* _Work to complete_: Lines containing the string "moyenne" are to be counted; report only how many there are.

* _Given entries_:
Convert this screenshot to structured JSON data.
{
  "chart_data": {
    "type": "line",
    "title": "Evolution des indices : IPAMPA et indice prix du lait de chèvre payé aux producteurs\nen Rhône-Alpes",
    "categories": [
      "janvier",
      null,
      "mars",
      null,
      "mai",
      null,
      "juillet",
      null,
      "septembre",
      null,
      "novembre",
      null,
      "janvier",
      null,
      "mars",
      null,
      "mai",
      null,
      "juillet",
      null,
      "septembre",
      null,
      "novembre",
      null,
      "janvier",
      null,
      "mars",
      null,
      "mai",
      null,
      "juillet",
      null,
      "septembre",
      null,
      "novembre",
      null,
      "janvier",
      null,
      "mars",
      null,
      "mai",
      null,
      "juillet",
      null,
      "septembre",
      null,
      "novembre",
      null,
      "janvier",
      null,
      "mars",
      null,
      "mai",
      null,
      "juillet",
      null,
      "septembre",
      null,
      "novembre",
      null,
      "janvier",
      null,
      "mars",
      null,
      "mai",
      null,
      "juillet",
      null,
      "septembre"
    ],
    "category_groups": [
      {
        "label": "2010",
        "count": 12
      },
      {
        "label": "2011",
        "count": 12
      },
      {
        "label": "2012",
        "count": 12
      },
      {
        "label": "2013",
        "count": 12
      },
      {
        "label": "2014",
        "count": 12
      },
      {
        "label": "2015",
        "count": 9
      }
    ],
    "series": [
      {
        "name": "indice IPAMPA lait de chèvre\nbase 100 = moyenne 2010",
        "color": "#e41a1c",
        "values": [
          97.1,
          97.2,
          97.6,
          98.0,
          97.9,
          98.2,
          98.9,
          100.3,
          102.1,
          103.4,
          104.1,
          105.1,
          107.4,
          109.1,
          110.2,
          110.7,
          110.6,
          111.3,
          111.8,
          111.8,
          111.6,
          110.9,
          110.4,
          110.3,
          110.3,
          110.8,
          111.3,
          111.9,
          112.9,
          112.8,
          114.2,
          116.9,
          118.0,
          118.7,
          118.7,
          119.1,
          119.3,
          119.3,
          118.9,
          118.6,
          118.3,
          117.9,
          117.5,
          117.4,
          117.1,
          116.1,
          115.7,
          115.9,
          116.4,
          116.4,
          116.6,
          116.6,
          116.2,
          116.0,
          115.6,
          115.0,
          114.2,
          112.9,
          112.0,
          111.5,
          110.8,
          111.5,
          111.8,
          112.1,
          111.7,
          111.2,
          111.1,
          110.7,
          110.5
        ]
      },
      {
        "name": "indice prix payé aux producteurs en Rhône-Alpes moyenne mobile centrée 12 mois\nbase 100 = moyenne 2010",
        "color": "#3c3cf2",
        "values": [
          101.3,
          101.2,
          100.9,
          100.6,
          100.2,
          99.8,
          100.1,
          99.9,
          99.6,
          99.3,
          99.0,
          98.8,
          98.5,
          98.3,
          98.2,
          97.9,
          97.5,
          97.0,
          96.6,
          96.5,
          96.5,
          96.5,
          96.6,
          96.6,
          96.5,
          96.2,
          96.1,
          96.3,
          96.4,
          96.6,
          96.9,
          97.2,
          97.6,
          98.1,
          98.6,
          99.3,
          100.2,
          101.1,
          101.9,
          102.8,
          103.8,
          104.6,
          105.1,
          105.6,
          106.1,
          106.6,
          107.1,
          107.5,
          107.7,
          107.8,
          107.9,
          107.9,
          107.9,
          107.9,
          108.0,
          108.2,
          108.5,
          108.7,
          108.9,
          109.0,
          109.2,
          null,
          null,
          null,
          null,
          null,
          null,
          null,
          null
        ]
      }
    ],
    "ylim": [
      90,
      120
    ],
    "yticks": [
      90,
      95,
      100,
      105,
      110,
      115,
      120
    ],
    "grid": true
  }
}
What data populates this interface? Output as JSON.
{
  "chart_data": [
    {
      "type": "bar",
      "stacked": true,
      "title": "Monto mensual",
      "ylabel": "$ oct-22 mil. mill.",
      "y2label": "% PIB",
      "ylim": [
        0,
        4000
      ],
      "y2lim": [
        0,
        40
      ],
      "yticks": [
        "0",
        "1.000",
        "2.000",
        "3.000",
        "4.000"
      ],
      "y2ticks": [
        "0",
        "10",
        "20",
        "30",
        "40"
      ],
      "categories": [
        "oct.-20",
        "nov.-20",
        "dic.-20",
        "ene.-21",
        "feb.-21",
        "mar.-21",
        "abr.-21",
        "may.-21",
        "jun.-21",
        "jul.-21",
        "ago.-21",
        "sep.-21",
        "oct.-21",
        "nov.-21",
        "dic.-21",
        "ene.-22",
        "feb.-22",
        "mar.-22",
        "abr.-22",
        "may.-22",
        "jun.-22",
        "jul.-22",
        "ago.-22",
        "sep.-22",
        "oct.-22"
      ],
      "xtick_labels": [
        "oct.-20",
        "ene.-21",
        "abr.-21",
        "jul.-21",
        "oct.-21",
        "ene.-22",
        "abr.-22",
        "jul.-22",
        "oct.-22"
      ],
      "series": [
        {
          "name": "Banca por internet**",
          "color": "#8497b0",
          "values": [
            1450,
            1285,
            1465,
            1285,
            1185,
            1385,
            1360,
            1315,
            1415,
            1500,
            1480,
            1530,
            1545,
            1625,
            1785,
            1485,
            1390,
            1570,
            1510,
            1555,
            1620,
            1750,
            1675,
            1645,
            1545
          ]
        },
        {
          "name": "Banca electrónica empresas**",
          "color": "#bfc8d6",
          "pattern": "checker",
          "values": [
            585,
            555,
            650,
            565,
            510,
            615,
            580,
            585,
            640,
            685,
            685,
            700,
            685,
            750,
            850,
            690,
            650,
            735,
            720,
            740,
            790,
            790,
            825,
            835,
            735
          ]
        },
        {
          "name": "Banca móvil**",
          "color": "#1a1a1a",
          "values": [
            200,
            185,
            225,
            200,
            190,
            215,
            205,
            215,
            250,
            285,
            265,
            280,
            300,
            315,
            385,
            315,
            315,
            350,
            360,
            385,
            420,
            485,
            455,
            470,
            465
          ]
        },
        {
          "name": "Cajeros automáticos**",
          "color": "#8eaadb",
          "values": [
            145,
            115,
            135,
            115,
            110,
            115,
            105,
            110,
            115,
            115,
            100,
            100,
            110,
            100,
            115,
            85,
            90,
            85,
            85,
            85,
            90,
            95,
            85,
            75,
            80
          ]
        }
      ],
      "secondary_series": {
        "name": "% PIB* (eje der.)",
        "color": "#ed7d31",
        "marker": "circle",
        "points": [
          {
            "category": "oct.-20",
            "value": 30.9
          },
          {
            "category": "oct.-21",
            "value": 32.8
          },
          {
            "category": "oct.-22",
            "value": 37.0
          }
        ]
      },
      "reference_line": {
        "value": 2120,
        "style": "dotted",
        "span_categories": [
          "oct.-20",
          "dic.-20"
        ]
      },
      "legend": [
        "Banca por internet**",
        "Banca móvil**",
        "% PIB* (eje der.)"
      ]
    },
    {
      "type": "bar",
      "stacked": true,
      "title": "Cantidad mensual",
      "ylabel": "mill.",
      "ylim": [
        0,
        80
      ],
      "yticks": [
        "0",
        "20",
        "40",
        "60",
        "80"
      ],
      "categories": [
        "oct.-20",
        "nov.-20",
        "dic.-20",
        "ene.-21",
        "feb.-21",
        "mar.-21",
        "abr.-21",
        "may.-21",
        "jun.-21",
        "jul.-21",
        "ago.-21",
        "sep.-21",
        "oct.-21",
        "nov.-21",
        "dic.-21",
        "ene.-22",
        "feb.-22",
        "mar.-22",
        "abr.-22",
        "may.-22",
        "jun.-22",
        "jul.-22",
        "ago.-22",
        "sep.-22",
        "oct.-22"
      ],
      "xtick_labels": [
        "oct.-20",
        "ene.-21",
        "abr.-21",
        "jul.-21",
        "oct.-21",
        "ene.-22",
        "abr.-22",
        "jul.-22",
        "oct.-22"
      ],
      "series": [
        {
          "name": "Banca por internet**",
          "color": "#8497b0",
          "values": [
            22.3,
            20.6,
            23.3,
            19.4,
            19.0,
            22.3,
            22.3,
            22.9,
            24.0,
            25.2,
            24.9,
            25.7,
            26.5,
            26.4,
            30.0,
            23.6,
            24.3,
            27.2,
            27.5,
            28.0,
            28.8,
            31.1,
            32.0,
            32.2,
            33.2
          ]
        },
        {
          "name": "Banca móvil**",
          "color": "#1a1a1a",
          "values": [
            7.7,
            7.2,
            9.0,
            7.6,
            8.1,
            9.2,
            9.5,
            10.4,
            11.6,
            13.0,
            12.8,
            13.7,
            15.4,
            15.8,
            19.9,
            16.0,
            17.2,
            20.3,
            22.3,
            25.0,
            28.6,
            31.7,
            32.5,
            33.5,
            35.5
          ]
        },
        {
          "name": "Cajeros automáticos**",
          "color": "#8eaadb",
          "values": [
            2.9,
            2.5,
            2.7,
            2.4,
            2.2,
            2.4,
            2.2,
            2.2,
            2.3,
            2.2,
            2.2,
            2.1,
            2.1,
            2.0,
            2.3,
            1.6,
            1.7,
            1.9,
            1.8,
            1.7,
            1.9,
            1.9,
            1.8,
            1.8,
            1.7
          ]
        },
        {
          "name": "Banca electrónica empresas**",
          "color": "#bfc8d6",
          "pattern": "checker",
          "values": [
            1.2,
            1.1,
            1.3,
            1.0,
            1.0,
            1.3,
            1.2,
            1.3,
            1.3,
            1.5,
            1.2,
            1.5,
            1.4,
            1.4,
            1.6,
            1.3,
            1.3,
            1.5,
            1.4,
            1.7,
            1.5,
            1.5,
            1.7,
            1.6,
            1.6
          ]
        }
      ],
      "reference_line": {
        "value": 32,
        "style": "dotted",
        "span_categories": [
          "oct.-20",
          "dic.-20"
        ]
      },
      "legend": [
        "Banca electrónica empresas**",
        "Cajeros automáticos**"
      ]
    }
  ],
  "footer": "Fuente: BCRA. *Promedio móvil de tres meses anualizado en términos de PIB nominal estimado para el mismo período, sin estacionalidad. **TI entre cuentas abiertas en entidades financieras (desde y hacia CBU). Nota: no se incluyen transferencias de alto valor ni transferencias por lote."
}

* _Written reply_: 2